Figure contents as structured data
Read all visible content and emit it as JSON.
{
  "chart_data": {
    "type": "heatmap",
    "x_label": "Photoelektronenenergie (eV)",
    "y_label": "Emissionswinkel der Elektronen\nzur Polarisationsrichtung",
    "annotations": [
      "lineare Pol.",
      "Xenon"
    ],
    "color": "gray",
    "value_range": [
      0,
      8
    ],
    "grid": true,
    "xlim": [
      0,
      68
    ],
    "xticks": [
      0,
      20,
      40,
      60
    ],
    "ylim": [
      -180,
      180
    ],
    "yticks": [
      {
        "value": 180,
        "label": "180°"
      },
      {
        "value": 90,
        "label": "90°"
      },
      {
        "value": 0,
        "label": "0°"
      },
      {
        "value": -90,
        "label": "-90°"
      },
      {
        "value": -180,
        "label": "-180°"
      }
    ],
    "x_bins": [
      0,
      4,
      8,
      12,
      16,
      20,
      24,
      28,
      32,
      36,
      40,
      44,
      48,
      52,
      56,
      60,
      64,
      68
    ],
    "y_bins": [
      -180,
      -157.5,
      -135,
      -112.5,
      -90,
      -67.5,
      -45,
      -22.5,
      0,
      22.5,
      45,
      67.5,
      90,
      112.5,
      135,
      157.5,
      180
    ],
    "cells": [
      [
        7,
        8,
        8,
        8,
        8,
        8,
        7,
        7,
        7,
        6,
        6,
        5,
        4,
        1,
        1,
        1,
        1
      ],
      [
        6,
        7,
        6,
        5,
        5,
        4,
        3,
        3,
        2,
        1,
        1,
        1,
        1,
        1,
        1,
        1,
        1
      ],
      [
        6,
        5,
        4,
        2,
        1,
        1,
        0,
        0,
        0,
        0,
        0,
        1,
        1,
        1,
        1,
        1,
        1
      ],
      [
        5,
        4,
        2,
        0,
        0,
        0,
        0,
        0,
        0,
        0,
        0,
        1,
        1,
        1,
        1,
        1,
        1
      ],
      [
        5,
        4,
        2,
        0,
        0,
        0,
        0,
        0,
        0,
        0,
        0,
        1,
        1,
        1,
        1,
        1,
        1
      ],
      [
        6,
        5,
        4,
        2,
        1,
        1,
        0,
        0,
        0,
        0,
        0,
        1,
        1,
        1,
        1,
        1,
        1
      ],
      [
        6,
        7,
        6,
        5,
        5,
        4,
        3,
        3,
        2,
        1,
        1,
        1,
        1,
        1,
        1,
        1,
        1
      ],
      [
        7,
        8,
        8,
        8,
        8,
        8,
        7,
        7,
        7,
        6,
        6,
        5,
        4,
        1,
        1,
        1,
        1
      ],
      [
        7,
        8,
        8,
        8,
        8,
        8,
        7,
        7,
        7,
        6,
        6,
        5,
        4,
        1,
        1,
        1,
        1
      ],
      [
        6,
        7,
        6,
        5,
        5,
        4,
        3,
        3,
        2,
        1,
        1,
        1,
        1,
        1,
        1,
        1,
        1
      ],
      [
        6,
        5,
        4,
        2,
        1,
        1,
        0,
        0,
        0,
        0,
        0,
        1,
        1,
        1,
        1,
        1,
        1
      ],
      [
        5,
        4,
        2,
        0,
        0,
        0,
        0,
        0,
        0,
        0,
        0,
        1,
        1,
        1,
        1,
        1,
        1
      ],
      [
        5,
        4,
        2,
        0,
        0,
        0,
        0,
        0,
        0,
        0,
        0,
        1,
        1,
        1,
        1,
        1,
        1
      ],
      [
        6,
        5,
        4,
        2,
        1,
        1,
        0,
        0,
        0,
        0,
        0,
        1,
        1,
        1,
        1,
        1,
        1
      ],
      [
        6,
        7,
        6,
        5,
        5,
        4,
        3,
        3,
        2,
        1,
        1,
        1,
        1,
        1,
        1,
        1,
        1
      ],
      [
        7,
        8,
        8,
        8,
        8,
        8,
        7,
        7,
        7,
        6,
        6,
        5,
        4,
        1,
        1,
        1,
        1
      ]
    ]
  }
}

◆ WORK TO DO
Output all records verbatim.

◆ WRITTEN RESPONSE
Read all visible content and emit it as JSON.
{
  "chart_data": {
    "type": "heatmap",
    "x_label": "Photoelektronenenergie (eV)",
    "y_label": "Emissionswinkel der Elektronen\nzur Polarisationsrichtung",
    "annotations": [
      "lineare Pol.",
      "Xenon"
    ],
    "color": "gray",
    "value_range": [
      0,
      8
    ],
    "grid": true,
    "xlim": [
      0,
      68
    ],
    "xticks": [
      0,
      20,
      40,
      60
    ],
    "ylim": [
      -180,
      180
    ],
    "yticks": [
      {
        "value": 180,
        "label": "180°"
      },
      {
        "value": 90,
        "label": "90°"
      },
      {
        "value": 0,
        "label": "0°"
      },
      {
        "value": -90,
        "label": "-90°"
      },
      {
        "value": -180,
        "label": "-180°"
      }
    ],
    "x_bins": [
      0,
      4,
      8,
      12,
      16,
      20,
      24,
      28,
      32,
      36,
      40,
      44,
      48,
      52,
      56,
      60,
      64,
      68
    ],
    "y_bins": [
      -180,
      -157.5,
      -135,
      -112.5,
      -90,
      -67.5,
      -45,
      -22.5,
      0,
      22.5,
      45,
      67.5,
      90,
      112.5,
      135,
      157.5,
      180
    ],
    "cells": [
      [
        7,
        8,
        8,
        8,
        8,
        8,
        7,
        7,
        7,
        6,
        6,
        5,
        4,
        1,
        1,
        1,
        1
      ],
      [
        6,
        7,
        6,
        5,
        5,
        4,
        3,
        3,
        2,
        1,
        1,
        1,
        1,
        1,
        1,
        1,
        1
      ],
      [
        6,
        5,
        4,
        2,
        1,
        1,
        0,
        0,
        0,
        0,
        0,
        1,
        1,
        1,
        1,
        1,
        1
      ],
      [
        5,
        4,
        2,
        0,
        0,
        0,
        0,
        0,
        0,
        0,
        0,
        1,
        1,
        1,
        1,
        1,
        1
      ],
      [
        5,
        4,
        2,
        0,
        0,
        0,
        0,
        0,
        0,
        0,
        0,
        1,
        1,
        1,
        1,
        1,
        1
      ],
      [
        6,
        5,
        4,
        2,
        1,
        1,
        0,
        0,
        0,
        0,
        0,
        1,
        1,
        1,
        1,
        1,
        1
      ],
      [
        6,
        7,
        6,
        5,
        5,
        4,
        3,
        3,
        2,
        1,
        1,
        1,
        1,
        1,
        1,
        1,
        1
      ],
      [
        7,
        8,
        8,
        8,
        8,
        8,
        7,
        7,
        7,
        6,
        6,
        5,
        4,
        1,
        1,
        1,
        1
      ],
      [
        7,
        8,
        8,
        8,
        8,
        8,
        7,
        7,
        7,
        6,
        6,
        5,
        4,
        1,
        1,
        1,
        1
      ],
      [
        6,
        7,
        6,
        5,
        5,
        4,
        3,
        3,
        2,
        1,
        1,
        1,
        1,
        1,
        1,
        1,
        1
      ],
      [
        6,
        5,
        4,
        2,
        1,
        1,
        0,
        0,
        0,
        0,
        0,
        1,
        1,
        1,
        1,
        1,
        1
      ],
      [
        5,
        4,
        2,
        0,
        0,
        0,
        0,
        0,
        0,
        0,
        0,
        1,
        1,
        1,
        1,
        1,
        1
      ],
      [
        5,
        4,
        2,
        0,
        0,
        0,
        0,
        0,
        0,
        0,
        0,
        1,
        1,
        1,
        1,
        1,
        1
      ],
      [
        6,
        5,
        4,
        2,
        1,
        1,
        0,
        0,
        0,
        0,
        0,
        1,
        1,
        1,
        1,
        1,
        1
      ],
      [
        6,
        7,
        6,
        5,
        5,
        4,
        3,
        3,
        2,
        1,
        1,
        1,
        1,
        1,
        1,
        1,
        1
      ],
      [
        7,
        8,
        8,
        8,
        8,
        8,
        7,
        7,
        7,
        6,
        6,
        5,
        4,
        1,
        1,
        1,
        1
      ]
    ]
  }
}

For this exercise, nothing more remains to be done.